## [What you will do]
Reproduce the listing exactly, with no pictures in your copy.

## [Material supplied]
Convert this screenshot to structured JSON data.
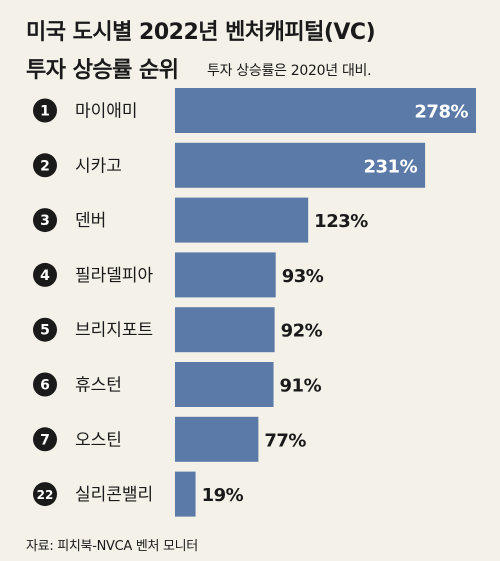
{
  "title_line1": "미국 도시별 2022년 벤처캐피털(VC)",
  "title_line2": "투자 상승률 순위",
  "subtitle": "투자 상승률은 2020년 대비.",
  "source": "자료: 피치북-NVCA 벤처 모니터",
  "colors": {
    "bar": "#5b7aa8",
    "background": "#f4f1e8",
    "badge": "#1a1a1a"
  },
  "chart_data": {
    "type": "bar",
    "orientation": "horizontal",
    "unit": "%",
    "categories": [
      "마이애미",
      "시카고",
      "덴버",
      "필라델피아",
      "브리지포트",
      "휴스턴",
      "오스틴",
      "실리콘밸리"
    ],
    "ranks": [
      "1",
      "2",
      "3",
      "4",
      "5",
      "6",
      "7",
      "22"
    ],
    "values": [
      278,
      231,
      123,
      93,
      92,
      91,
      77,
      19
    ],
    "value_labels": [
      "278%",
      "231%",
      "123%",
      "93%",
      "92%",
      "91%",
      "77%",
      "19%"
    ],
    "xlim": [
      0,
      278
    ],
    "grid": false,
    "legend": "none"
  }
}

## [Answer in full]
Convert this screenshot to structured JSON data.
{
  "title_line1": "미국 도시별 2022년 벤처캐피털(VC)",
  "title_line2": "투자 상승률 순위",
  "subtitle": "투자 상승률은 2020년 대비.",
  "source": "자료: 피치북-NVCA 벤처 모니터",
  "colors": {
    "bar": "#5b7aa8",
    "background": "#f4f1e8",
    "badge": "#1a1a1a"
  },
  "chart_data": {
    "type": "bar",
    "orientation": "horizontal",
    "unit": "%",
    "categories": [
      "마이애미",
      "시카고",
      "덴버",
      "필라델피아",
      "브리지포트",
      "휴스턴",
      "오스틴",
      "실리콘밸리"
    ],
    "ranks": [
      "1",
      "2",
      "3",
      "4",
      "5",
      "6",
      "7",
      "22"
    ],
    "values": [
      278,
      231,
      123,
      93,
      92,
      91,
      77,
      19
    ],
    "value_labels": [
      "278%",
      "231%",
      "123%",
      "93%",
      "92%",
      "91%",
      "77%",
      "19%"
    ],
    "xlim": [
      0,
      278
    ],
    "grid": false,
    "legend": "none"
  }
}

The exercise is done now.